■ What you should do ■
Only the number is wanted: how many lines contain the word "login"?

========

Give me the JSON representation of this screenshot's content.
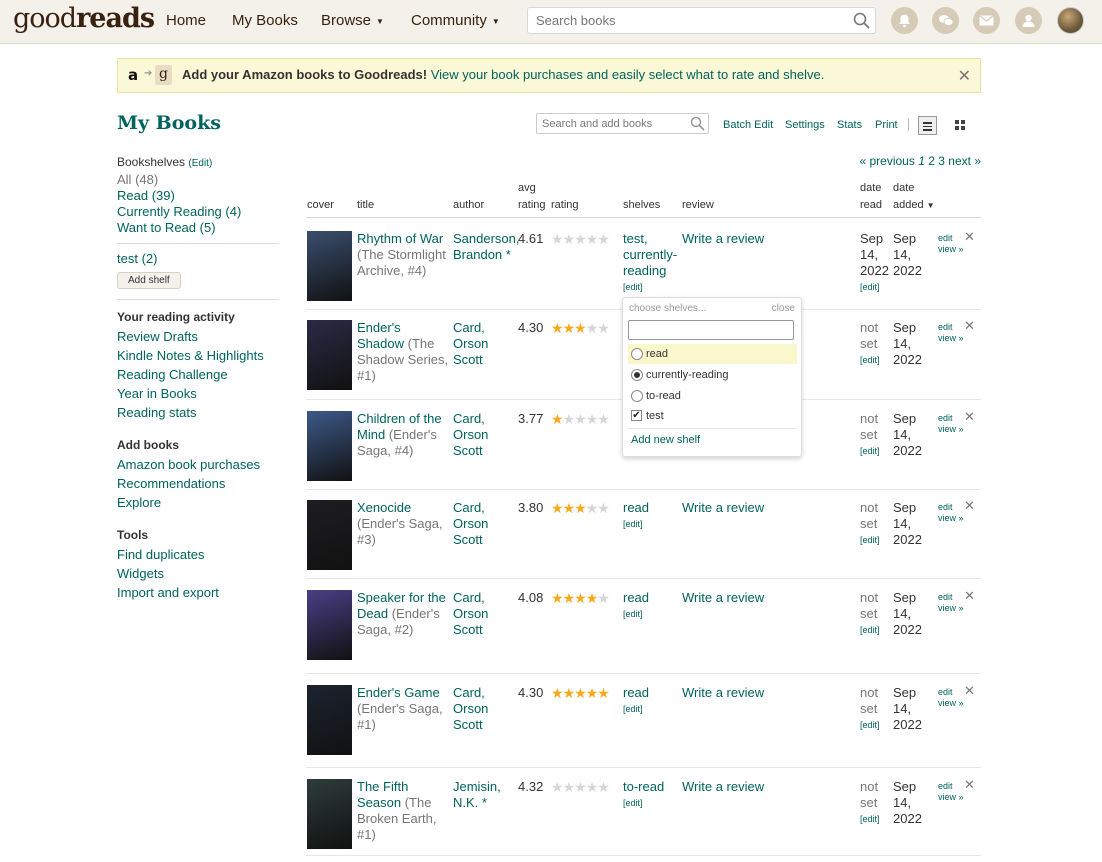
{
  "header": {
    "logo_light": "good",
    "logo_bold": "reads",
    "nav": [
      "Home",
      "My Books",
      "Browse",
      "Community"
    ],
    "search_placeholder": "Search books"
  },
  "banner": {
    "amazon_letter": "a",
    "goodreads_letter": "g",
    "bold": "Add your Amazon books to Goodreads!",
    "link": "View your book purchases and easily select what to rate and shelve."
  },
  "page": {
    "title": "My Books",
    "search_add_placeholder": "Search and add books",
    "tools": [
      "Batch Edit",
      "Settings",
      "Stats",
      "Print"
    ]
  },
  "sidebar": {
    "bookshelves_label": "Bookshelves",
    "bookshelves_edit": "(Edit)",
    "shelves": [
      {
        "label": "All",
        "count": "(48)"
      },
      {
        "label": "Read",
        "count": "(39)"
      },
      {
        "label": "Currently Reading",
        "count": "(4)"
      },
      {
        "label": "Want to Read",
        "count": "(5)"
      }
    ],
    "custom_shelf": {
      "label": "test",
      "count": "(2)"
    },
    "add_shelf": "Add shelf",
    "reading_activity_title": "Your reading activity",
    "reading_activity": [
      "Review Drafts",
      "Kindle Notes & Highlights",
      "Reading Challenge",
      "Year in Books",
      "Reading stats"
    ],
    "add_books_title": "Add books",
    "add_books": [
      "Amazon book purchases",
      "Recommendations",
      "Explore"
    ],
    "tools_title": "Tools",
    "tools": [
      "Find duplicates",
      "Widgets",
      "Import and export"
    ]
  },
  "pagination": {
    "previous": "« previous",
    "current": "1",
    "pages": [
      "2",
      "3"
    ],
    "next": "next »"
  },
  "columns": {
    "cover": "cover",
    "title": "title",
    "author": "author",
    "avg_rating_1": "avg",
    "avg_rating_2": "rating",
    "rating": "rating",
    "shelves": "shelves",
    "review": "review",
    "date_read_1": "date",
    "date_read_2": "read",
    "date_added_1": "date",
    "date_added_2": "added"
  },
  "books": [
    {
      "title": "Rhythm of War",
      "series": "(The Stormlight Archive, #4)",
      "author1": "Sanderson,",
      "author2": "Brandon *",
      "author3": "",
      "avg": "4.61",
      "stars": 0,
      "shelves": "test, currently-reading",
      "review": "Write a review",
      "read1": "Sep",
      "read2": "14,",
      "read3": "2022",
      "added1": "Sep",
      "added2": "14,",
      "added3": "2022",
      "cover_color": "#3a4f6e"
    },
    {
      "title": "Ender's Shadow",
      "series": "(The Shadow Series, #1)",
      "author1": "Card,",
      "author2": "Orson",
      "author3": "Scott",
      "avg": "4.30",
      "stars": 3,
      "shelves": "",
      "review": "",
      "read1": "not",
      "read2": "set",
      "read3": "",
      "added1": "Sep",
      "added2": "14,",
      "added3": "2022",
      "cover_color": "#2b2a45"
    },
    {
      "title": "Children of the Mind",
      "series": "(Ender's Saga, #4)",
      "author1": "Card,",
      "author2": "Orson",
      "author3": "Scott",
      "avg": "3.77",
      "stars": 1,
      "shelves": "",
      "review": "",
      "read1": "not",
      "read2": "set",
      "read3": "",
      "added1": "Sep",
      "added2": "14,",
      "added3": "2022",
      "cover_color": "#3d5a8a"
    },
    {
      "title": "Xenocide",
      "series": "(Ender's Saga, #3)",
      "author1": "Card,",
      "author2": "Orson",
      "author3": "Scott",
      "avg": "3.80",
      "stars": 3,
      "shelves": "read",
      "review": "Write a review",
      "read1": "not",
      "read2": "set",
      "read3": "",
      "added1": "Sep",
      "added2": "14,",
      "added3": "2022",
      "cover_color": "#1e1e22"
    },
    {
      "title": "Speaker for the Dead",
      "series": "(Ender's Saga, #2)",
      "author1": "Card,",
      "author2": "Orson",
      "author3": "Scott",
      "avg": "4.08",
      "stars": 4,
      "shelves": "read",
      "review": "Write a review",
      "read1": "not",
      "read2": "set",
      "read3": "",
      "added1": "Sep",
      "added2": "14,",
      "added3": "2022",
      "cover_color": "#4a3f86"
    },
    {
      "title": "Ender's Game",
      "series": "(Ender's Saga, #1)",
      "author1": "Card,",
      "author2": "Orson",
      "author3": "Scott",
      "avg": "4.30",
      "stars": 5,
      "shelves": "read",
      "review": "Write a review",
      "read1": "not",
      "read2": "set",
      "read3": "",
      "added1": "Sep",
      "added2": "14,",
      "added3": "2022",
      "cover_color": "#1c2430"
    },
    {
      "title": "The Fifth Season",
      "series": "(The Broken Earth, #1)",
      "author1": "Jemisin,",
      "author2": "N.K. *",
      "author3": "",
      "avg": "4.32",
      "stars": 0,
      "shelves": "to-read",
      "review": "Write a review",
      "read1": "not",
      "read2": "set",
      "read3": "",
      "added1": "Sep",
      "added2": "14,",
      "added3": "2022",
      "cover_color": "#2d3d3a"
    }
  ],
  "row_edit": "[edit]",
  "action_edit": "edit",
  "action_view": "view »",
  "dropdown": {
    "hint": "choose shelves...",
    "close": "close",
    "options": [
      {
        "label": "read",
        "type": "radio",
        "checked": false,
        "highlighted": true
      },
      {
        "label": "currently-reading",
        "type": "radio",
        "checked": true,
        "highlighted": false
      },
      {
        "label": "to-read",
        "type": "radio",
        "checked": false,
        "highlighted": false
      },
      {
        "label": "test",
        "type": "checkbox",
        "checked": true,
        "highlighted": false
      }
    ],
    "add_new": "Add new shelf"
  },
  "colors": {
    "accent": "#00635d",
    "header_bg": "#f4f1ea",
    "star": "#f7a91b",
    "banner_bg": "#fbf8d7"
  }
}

========

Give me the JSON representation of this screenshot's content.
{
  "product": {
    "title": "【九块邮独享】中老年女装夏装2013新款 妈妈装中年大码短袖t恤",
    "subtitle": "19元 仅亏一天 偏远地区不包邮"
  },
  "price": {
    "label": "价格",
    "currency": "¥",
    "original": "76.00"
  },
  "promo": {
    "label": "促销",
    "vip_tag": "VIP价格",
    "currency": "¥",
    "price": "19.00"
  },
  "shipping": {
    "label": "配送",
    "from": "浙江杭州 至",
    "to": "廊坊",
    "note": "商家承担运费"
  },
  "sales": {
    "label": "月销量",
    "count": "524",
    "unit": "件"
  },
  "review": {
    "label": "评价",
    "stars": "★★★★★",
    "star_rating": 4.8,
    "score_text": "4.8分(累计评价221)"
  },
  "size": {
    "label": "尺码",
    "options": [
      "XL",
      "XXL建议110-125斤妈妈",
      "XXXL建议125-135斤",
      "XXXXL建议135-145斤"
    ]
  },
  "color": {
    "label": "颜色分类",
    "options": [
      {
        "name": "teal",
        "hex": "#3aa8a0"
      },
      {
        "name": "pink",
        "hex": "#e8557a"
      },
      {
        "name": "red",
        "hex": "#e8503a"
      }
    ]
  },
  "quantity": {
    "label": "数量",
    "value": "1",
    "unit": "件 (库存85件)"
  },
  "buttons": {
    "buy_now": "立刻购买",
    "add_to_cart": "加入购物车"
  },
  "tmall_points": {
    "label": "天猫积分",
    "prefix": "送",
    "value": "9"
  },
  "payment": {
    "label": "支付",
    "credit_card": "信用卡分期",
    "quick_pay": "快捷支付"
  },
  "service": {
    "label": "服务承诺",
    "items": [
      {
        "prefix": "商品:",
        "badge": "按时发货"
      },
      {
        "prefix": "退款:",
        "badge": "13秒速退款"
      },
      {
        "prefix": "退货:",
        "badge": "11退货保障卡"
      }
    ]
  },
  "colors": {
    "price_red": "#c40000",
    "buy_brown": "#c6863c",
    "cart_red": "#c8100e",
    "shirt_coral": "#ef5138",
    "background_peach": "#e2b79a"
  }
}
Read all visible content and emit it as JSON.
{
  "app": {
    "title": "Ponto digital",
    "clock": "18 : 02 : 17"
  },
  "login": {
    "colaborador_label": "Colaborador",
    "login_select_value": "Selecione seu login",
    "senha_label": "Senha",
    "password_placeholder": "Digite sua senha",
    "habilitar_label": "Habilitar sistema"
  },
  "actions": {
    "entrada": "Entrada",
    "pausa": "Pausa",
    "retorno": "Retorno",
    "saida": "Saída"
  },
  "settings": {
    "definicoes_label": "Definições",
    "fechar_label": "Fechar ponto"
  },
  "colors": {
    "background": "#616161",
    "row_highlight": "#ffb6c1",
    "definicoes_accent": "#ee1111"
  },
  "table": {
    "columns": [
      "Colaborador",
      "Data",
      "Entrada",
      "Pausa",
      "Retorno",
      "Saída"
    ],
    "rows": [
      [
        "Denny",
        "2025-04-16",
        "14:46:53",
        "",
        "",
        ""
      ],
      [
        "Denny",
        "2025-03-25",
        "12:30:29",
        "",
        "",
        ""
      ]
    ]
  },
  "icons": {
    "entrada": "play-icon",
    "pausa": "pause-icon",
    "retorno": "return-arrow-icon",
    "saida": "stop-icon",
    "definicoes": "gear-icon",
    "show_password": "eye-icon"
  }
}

========

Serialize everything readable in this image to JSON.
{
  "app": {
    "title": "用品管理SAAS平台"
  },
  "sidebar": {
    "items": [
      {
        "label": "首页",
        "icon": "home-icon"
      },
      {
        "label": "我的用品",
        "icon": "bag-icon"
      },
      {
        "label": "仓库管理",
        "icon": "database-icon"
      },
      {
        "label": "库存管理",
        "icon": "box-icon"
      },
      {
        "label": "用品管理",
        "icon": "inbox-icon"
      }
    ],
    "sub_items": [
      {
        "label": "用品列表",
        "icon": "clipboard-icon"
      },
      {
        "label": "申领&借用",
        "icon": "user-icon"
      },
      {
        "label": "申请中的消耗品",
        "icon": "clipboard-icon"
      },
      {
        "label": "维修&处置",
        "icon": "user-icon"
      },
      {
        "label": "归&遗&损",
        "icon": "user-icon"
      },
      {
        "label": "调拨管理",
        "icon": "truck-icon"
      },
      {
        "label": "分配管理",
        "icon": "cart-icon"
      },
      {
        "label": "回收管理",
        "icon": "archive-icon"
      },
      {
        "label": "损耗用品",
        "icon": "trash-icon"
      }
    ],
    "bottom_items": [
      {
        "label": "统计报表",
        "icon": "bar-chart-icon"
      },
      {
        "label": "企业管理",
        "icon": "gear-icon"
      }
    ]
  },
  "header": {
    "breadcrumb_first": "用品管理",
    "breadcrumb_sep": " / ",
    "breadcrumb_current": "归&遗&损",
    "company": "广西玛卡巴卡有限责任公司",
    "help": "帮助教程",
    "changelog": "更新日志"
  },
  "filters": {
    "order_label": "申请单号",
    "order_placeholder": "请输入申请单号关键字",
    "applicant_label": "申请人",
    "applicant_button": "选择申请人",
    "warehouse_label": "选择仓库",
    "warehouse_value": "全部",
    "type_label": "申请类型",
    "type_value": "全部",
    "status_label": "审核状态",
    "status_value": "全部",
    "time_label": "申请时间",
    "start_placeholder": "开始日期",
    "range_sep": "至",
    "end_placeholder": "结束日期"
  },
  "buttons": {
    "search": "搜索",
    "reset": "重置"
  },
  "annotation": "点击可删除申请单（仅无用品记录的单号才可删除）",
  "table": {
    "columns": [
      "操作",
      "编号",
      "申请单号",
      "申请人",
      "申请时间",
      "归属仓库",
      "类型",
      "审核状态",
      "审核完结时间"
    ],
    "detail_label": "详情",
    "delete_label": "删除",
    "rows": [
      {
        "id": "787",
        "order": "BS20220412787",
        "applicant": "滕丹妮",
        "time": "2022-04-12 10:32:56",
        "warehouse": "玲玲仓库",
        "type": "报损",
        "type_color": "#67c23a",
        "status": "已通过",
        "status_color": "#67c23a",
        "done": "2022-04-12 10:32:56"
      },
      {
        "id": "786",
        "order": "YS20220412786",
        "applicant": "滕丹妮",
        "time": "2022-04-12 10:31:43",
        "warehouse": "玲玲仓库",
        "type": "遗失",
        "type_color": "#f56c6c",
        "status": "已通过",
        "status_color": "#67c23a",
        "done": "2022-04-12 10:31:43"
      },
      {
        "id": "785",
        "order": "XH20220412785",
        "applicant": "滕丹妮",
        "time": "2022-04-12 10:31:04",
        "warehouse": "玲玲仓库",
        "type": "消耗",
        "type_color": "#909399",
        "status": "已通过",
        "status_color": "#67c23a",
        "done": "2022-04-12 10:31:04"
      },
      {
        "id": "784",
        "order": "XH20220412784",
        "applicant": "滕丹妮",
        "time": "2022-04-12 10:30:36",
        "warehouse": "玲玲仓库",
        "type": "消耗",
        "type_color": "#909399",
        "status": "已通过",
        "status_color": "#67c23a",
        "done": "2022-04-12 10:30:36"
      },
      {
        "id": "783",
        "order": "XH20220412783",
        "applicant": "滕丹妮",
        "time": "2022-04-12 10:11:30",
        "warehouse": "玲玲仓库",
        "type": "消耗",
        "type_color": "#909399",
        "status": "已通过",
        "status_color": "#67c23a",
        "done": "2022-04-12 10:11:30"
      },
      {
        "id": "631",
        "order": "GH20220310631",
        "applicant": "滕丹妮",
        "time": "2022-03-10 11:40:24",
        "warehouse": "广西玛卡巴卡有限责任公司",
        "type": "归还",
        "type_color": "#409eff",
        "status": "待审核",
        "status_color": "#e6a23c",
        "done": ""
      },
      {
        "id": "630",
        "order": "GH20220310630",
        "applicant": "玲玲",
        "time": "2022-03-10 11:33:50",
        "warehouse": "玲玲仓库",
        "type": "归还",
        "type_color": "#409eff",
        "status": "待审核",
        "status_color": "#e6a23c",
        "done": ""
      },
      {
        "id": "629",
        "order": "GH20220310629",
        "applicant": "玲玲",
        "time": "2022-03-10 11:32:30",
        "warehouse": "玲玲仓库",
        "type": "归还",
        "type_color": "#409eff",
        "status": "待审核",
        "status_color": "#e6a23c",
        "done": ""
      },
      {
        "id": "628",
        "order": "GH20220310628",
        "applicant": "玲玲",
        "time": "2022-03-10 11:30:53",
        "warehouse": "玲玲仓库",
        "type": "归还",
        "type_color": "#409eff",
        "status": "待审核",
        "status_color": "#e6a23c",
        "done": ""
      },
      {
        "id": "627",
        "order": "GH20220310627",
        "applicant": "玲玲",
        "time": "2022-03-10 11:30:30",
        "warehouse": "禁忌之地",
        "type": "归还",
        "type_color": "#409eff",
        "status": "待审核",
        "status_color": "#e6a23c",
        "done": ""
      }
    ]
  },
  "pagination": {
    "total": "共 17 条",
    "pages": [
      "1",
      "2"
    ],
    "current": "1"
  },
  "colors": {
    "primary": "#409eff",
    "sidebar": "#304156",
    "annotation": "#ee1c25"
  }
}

========

■ Exercise response ■
2